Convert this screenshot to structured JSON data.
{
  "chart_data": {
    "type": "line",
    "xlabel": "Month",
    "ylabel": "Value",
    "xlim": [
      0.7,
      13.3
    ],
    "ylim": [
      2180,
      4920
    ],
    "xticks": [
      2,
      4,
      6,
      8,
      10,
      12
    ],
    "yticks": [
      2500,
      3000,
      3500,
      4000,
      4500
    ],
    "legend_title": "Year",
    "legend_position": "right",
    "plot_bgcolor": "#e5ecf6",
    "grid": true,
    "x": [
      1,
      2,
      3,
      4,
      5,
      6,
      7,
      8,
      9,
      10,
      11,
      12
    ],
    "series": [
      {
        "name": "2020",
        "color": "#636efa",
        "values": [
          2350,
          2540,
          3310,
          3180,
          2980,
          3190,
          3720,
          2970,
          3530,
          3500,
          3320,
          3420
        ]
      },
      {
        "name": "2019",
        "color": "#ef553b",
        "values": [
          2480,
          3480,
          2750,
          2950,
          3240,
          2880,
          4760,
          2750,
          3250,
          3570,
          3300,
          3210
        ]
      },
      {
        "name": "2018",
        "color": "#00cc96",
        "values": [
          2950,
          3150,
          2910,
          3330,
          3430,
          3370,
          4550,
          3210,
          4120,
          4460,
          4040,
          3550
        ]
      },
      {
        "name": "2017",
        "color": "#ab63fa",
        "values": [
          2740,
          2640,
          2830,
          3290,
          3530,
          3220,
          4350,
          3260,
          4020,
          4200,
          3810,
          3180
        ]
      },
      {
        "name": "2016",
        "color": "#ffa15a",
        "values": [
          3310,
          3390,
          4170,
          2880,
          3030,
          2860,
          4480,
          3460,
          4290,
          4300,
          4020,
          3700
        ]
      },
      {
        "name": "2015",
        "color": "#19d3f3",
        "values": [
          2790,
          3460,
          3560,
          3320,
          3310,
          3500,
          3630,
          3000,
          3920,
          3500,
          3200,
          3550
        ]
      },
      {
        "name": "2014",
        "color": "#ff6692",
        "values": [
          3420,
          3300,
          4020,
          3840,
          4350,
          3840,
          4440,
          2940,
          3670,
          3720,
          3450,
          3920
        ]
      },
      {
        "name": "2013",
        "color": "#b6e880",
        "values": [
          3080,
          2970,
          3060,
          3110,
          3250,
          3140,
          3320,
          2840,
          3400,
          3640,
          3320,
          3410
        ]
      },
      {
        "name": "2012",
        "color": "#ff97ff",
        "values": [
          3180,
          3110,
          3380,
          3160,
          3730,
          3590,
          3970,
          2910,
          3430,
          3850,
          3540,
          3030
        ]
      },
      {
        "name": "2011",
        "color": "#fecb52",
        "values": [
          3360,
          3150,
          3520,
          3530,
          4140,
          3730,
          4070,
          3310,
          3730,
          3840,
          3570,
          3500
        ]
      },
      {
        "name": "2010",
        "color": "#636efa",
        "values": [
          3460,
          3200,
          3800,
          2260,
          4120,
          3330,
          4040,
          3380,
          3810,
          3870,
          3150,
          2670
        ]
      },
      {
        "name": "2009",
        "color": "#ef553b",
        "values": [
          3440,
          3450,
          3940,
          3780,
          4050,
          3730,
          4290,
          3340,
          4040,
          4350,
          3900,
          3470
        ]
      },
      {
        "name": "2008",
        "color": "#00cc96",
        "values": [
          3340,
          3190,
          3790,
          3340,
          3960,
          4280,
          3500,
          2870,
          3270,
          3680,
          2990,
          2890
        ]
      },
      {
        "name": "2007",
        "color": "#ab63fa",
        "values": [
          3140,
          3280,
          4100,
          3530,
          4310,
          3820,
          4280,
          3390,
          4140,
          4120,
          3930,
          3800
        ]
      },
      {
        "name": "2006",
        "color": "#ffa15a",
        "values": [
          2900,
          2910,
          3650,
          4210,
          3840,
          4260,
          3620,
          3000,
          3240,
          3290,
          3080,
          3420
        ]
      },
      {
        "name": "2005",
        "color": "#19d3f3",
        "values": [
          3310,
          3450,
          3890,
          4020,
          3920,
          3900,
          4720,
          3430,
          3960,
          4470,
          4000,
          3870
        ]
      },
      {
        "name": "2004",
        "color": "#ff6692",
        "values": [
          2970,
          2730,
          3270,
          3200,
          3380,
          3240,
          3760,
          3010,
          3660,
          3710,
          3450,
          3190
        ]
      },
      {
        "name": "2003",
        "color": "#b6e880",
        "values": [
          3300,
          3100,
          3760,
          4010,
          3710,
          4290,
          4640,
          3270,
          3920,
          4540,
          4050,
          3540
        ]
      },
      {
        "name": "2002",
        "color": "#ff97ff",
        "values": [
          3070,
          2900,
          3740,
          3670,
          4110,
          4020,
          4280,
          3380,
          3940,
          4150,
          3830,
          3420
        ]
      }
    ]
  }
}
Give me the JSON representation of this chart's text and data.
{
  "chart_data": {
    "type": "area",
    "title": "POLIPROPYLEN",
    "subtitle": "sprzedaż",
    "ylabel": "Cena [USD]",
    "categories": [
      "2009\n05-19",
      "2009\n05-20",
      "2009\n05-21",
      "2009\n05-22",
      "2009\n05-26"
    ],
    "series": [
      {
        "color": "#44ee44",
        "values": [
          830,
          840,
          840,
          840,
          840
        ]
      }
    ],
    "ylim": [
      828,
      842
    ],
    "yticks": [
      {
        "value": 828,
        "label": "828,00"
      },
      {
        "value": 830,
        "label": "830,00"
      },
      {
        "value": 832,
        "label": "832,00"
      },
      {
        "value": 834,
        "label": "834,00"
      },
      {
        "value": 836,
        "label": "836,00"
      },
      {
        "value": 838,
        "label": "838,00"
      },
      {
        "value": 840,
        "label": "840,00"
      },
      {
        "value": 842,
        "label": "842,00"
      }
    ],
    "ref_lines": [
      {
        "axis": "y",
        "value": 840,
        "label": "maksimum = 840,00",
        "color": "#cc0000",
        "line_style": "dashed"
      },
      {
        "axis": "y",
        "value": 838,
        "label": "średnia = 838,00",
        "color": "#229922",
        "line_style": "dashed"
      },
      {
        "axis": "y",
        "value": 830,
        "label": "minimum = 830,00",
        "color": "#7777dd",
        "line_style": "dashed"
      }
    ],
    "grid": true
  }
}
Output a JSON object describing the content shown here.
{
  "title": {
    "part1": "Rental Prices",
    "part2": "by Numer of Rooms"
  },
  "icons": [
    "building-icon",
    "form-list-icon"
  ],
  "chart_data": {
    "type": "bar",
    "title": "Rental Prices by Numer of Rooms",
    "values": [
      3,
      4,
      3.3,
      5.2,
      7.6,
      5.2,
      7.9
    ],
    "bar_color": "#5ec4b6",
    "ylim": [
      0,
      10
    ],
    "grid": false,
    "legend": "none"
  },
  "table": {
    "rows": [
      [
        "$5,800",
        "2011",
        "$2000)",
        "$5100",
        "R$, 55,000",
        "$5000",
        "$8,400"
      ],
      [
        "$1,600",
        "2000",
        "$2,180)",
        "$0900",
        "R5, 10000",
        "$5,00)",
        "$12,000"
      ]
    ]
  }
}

* * * * * * * * *

Stated goal: Find every line with the word "Numer" and state how many there are, with no other words.

Reply to the exercise: 2